WHAT IS REQUIRED:
Retype each line of the material exactly, please, skipping any picture in it.

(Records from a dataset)
____

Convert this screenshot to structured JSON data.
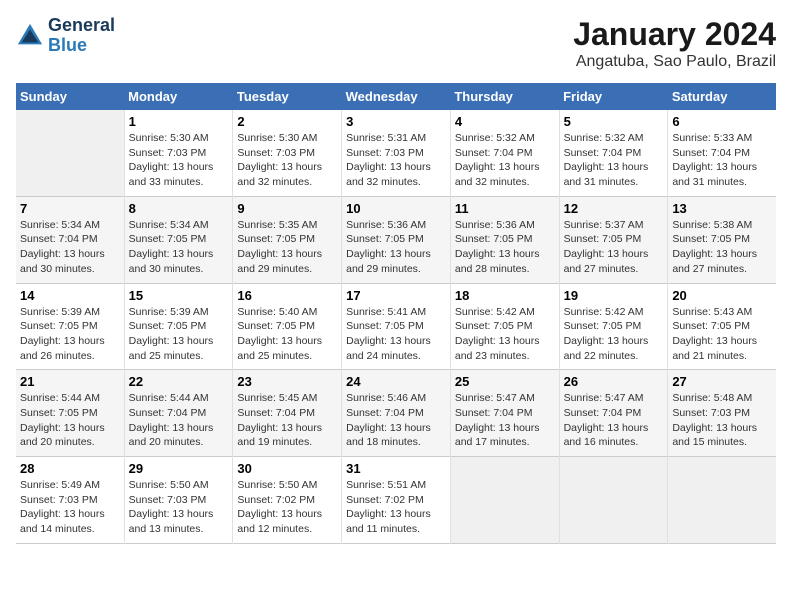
{
  "header": {
    "logo_line1": "General",
    "logo_line2": "Blue",
    "main_title": "January 2024",
    "subtitle": "Angatuba, Sao Paulo, Brazil"
  },
  "calendar": {
    "days_of_week": [
      "Sunday",
      "Monday",
      "Tuesday",
      "Wednesday",
      "Thursday",
      "Friday",
      "Saturday"
    ],
    "weeks": [
      [
        {
          "day": "",
          "info": ""
        },
        {
          "day": "1",
          "info": "Sunrise: 5:30 AM\nSunset: 7:03 PM\nDaylight: 13 hours\nand 33 minutes."
        },
        {
          "day": "2",
          "info": "Sunrise: 5:30 AM\nSunset: 7:03 PM\nDaylight: 13 hours\nand 32 minutes."
        },
        {
          "day": "3",
          "info": "Sunrise: 5:31 AM\nSunset: 7:03 PM\nDaylight: 13 hours\nand 32 minutes."
        },
        {
          "day": "4",
          "info": "Sunrise: 5:32 AM\nSunset: 7:04 PM\nDaylight: 13 hours\nand 32 minutes."
        },
        {
          "day": "5",
          "info": "Sunrise: 5:32 AM\nSunset: 7:04 PM\nDaylight: 13 hours\nand 31 minutes."
        },
        {
          "day": "6",
          "info": "Sunrise: 5:33 AM\nSunset: 7:04 PM\nDaylight: 13 hours\nand 31 minutes."
        }
      ],
      [
        {
          "day": "7",
          "info": "Sunrise: 5:34 AM\nSunset: 7:04 PM\nDaylight: 13 hours\nand 30 minutes."
        },
        {
          "day": "8",
          "info": "Sunrise: 5:34 AM\nSunset: 7:05 PM\nDaylight: 13 hours\nand 30 minutes."
        },
        {
          "day": "9",
          "info": "Sunrise: 5:35 AM\nSunset: 7:05 PM\nDaylight: 13 hours\nand 29 minutes."
        },
        {
          "day": "10",
          "info": "Sunrise: 5:36 AM\nSunset: 7:05 PM\nDaylight: 13 hours\nand 29 minutes."
        },
        {
          "day": "11",
          "info": "Sunrise: 5:36 AM\nSunset: 7:05 PM\nDaylight: 13 hours\nand 28 minutes."
        },
        {
          "day": "12",
          "info": "Sunrise: 5:37 AM\nSunset: 7:05 PM\nDaylight: 13 hours\nand 27 minutes."
        },
        {
          "day": "13",
          "info": "Sunrise: 5:38 AM\nSunset: 7:05 PM\nDaylight: 13 hours\nand 27 minutes."
        }
      ],
      [
        {
          "day": "14",
          "info": "Sunrise: 5:39 AM\nSunset: 7:05 PM\nDaylight: 13 hours\nand 26 minutes."
        },
        {
          "day": "15",
          "info": "Sunrise: 5:39 AM\nSunset: 7:05 PM\nDaylight: 13 hours\nand 25 minutes."
        },
        {
          "day": "16",
          "info": "Sunrise: 5:40 AM\nSunset: 7:05 PM\nDaylight: 13 hours\nand 25 minutes."
        },
        {
          "day": "17",
          "info": "Sunrise: 5:41 AM\nSunset: 7:05 PM\nDaylight: 13 hours\nand 24 minutes."
        },
        {
          "day": "18",
          "info": "Sunrise: 5:42 AM\nSunset: 7:05 PM\nDaylight: 13 hours\nand 23 minutes."
        },
        {
          "day": "19",
          "info": "Sunrise: 5:42 AM\nSunset: 7:05 PM\nDaylight: 13 hours\nand 22 minutes."
        },
        {
          "day": "20",
          "info": "Sunrise: 5:43 AM\nSunset: 7:05 PM\nDaylight: 13 hours\nand 21 minutes."
        }
      ],
      [
        {
          "day": "21",
          "info": "Sunrise: 5:44 AM\nSunset: 7:05 PM\nDaylight: 13 hours\nand 20 minutes."
        },
        {
          "day": "22",
          "info": "Sunrise: 5:44 AM\nSunset: 7:04 PM\nDaylight: 13 hours\nand 20 minutes."
        },
        {
          "day": "23",
          "info": "Sunrise: 5:45 AM\nSunset: 7:04 PM\nDaylight: 13 hours\nand 19 minutes."
        },
        {
          "day": "24",
          "info": "Sunrise: 5:46 AM\nSunset: 7:04 PM\nDaylight: 13 hours\nand 18 minutes."
        },
        {
          "day": "25",
          "info": "Sunrise: 5:47 AM\nSunset: 7:04 PM\nDaylight: 13 hours\nand 17 minutes."
        },
        {
          "day": "26",
          "info": "Sunrise: 5:47 AM\nSunset: 7:04 PM\nDaylight: 13 hours\nand 16 minutes."
        },
        {
          "day": "27",
          "info": "Sunrise: 5:48 AM\nSunset: 7:03 PM\nDaylight: 13 hours\nand 15 minutes."
        }
      ],
      [
        {
          "day": "28",
          "info": "Sunrise: 5:49 AM\nSunset: 7:03 PM\nDaylight: 13 hours\nand 14 minutes."
        },
        {
          "day": "29",
          "info": "Sunrise: 5:50 AM\nSunset: 7:03 PM\nDaylight: 13 hours\nand 13 minutes."
        },
        {
          "day": "30",
          "info": "Sunrise: 5:50 AM\nSunset: 7:02 PM\nDaylight: 13 hours\nand 12 minutes."
        },
        {
          "day": "31",
          "info": "Sunrise: 5:51 AM\nSunset: 7:02 PM\nDaylight: 13 hours\nand 11 minutes."
        },
        {
          "day": "",
          "info": ""
        },
        {
          "day": "",
          "info": ""
        },
        {
          "day": "",
          "info": ""
        }
      ]
    ]
  }
}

____

SOLUTION TO THIS PROBLEM:
Convert this screenshot to structured JSON data.
{
  "header": {
    "logo_line1": "General",
    "logo_line2": "Blue",
    "main_title": "January 2024",
    "subtitle": "Angatuba, Sao Paulo, Brazil"
  },
  "calendar": {
    "days_of_week": [
      "Sunday",
      "Monday",
      "Tuesday",
      "Wednesday",
      "Thursday",
      "Friday",
      "Saturday"
    ],
    "weeks": [
      [
        {
          "day": "",
          "info": ""
        },
        {
          "day": "1",
          "info": "Sunrise: 5:30 AM\nSunset: 7:03 PM\nDaylight: 13 hours\nand 33 minutes."
        },
        {
          "day": "2",
          "info": "Sunrise: 5:30 AM\nSunset: 7:03 PM\nDaylight: 13 hours\nand 32 minutes."
        },
        {
          "day": "3",
          "info": "Sunrise: 5:31 AM\nSunset: 7:03 PM\nDaylight: 13 hours\nand 32 minutes."
        },
        {
          "day": "4",
          "info": "Sunrise: 5:32 AM\nSunset: 7:04 PM\nDaylight: 13 hours\nand 32 minutes."
        },
        {
          "day": "5",
          "info": "Sunrise: 5:32 AM\nSunset: 7:04 PM\nDaylight: 13 hours\nand 31 minutes."
        },
        {
          "day": "6",
          "info": "Sunrise: 5:33 AM\nSunset: 7:04 PM\nDaylight: 13 hours\nand 31 minutes."
        }
      ],
      [
        {
          "day": "7",
          "info": "Sunrise: 5:34 AM\nSunset: 7:04 PM\nDaylight: 13 hours\nand 30 minutes."
        },
        {
          "day": "8",
          "info": "Sunrise: 5:34 AM\nSunset: 7:05 PM\nDaylight: 13 hours\nand 30 minutes."
        },
        {
          "day": "9",
          "info": "Sunrise: 5:35 AM\nSunset: 7:05 PM\nDaylight: 13 hours\nand 29 minutes."
        },
        {
          "day": "10",
          "info": "Sunrise: 5:36 AM\nSunset: 7:05 PM\nDaylight: 13 hours\nand 29 minutes."
        },
        {
          "day": "11",
          "info": "Sunrise: 5:36 AM\nSunset: 7:05 PM\nDaylight: 13 hours\nand 28 minutes."
        },
        {
          "day": "12",
          "info": "Sunrise: 5:37 AM\nSunset: 7:05 PM\nDaylight: 13 hours\nand 27 minutes."
        },
        {
          "day": "13",
          "info": "Sunrise: 5:38 AM\nSunset: 7:05 PM\nDaylight: 13 hours\nand 27 minutes."
        }
      ],
      [
        {
          "day": "14",
          "info": "Sunrise: 5:39 AM\nSunset: 7:05 PM\nDaylight: 13 hours\nand 26 minutes."
        },
        {
          "day": "15",
          "info": "Sunrise: 5:39 AM\nSunset: 7:05 PM\nDaylight: 13 hours\nand 25 minutes."
        },
        {
          "day": "16",
          "info": "Sunrise: 5:40 AM\nSunset: 7:05 PM\nDaylight: 13 hours\nand 25 minutes."
        },
        {
          "day": "17",
          "info": "Sunrise: 5:41 AM\nSunset: 7:05 PM\nDaylight: 13 hours\nand 24 minutes."
        },
        {
          "day": "18",
          "info": "Sunrise: 5:42 AM\nSunset: 7:05 PM\nDaylight: 13 hours\nand 23 minutes."
        },
        {
          "day": "19",
          "info": "Sunrise: 5:42 AM\nSunset: 7:05 PM\nDaylight: 13 hours\nand 22 minutes."
        },
        {
          "day": "20",
          "info": "Sunrise: 5:43 AM\nSunset: 7:05 PM\nDaylight: 13 hours\nand 21 minutes."
        }
      ],
      [
        {
          "day": "21",
          "info": "Sunrise: 5:44 AM\nSunset: 7:05 PM\nDaylight: 13 hours\nand 20 minutes."
        },
        {
          "day": "22",
          "info": "Sunrise: 5:44 AM\nSunset: 7:04 PM\nDaylight: 13 hours\nand 20 minutes."
        },
        {
          "day": "23",
          "info": "Sunrise: 5:45 AM\nSunset: 7:04 PM\nDaylight: 13 hours\nand 19 minutes."
        },
        {
          "day": "24",
          "info": "Sunrise: 5:46 AM\nSunset: 7:04 PM\nDaylight: 13 hours\nand 18 minutes."
        },
        {
          "day": "25",
          "info": "Sunrise: 5:47 AM\nSunset: 7:04 PM\nDaylight: 13 hours\nand 17 minutes."
        },
        {
          "day": "26",
          "info": "Sunrise: 5:47 AM\nSunset: 7:04 PM\nDaylight: 13 hours\nand 16 minutes."
        },
        {
          "day": "27",
          "info": "Sunrise: 5:48 AM\nSunset: 7:03 PM\nDaylight: 13 hours\nand 15 minutes."
        }
      ],
      [
        {
          "day": "28",
          "info": "Sunrise: 5:49 AM\nSunset: 7:03 PM\nDaylight: 13 hours\nand 14 minutes."
        },
        {
          "day": "29",
          "info": "Sunrise: 5:50 AM\nSunset: 7:03 PM\nDaylight: 13 hours\nand 13 minutes."
        },
        {
          "day": "30",
          "info": "Sunrise: 5:50 AM\nSunset: 7:02 PM\nDaylight: 13 hours\nand 12 minutes."
        },
        {
          "day": "31",
          "info": "Sunrise: 5:51 AM\nSunset: 7:02 PM\nDaylight: 13 hours\nand 11 minutes."
        },
        {
          "day": "",
          "info": ""
        },
        {
          "day": "",
          "info": ""
        },
        {
          "day": "",
          "info": ""
        }
      ]
    ]
  }
}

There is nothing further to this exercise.